**Page text**
+ + + +

ThousandEyes, Inc.
- Company type: Private
- Industry: Software; SaaS;
- Founded: 2010; 16 years ago Mountain View, California
- Headquarters: San Francisco, California
- Key people: Mohit Lad (CEO and co-founder) Ricardo Oliveira (CTO and co-founder)
- Website: www.thousandeyes.com

= ThousandEyes =

Network intelligence company

ThousandEyes, Inc. is a network intelligence company headquartered in San Francisco with offices in Dublin, London, Mexico City, Kraków, Lisbon, Sydney and Austin, Texas. The company produces software that analyzes the performance of local and wide area networks, servers and applications. On May 29, 2020, Cisco announced it would be acquiring ThousandEyes.

== History ==
The company was founded in 2010 by Mohit Lad and Ricardo Oliveira who had worked together during graduate school in the UCLA Internet Research Lab to visualize Autonomous System topologies. ThousandEyes received a $500K National Science Foundation grant in 2011 to focus on DNS infrastructure troubleshooting. In 2011, Sequoia Capital led a Series A round to invest $5.5M. The company launched their network monitoring product in June 2013. In 2014, Sutter Hill Ventures led a Series B round, joined by Sequoia Capital and Salesforce.com, to invest $20M in the company. In 2016, Tenaya Capital and GV joined a Series C round, along with previous investors, with $35M more in capital. In February 2019 the company announced it has raised $50M in a Series D round of funding led by GV (formerly Google Ventures), bringing ThousandEyes' total funding to more than $110 million. Additionally, Thomvest Ventures joined the round as a new investor alongside existing investors Salesforce Ventures, Sequoia Capital, Sutter Hill Ventures and Tenaya Capital.

+ + + +

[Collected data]
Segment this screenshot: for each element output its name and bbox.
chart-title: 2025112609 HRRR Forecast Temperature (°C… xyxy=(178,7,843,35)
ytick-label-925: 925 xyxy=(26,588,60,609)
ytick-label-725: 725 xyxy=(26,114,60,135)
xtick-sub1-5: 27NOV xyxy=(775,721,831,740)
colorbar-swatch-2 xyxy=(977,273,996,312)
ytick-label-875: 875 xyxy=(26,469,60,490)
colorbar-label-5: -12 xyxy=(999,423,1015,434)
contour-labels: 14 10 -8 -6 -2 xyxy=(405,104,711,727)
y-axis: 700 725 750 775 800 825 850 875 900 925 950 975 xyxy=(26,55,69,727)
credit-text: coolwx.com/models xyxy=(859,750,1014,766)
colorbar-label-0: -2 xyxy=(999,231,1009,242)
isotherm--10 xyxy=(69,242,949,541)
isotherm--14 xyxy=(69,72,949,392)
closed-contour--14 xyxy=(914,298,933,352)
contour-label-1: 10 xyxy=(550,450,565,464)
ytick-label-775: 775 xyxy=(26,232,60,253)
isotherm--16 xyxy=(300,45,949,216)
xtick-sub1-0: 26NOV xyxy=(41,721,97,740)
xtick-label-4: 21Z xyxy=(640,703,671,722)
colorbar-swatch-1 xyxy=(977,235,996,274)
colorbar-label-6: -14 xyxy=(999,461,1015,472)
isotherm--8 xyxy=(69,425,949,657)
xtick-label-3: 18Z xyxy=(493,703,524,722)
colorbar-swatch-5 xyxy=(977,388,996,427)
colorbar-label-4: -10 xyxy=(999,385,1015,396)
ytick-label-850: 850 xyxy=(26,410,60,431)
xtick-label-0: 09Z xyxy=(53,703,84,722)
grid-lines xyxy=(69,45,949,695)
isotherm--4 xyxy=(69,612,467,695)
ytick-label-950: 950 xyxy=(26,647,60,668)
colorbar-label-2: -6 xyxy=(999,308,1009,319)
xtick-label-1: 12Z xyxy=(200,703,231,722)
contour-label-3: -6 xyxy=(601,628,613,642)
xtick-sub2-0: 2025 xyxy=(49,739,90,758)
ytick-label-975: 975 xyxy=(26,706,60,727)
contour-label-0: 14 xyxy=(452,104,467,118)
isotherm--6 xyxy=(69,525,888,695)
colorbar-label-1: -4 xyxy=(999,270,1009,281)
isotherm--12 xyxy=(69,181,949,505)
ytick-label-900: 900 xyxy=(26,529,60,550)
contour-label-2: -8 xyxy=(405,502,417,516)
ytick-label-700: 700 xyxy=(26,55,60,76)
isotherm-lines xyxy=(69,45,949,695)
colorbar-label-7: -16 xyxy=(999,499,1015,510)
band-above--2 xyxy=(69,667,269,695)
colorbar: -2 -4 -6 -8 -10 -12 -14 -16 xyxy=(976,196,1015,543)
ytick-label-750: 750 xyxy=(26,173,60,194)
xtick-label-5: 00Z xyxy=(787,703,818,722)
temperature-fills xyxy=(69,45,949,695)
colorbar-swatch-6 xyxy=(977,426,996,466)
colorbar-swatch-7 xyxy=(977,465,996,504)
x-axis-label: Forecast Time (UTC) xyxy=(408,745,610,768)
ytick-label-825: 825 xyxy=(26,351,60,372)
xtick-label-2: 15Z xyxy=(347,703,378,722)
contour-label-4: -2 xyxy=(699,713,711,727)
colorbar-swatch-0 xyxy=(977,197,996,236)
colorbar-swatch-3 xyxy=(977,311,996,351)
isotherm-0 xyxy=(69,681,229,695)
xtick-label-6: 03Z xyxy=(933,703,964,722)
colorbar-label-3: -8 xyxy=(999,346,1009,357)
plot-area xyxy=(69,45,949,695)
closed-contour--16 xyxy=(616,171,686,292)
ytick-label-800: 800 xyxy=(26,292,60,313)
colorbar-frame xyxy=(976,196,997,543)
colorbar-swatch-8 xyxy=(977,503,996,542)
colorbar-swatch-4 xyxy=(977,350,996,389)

+ + + +

**Work order**
Rewrite the ThousandEyes page text starting at "- Company type: Private" and ending at "(CTO and co-founder)", renaming "Private" to "Privately held".

**Written solution**
- Company type: Privately held
- Industry: Software; SaaS;
- Founded: 2010; 16 years ago Mountain View, California
- Headquarters: San Francisco, California
- Key people: Mohit Lad (CEO and co-founder) Ricardo Oliveira (CTO and co-founder)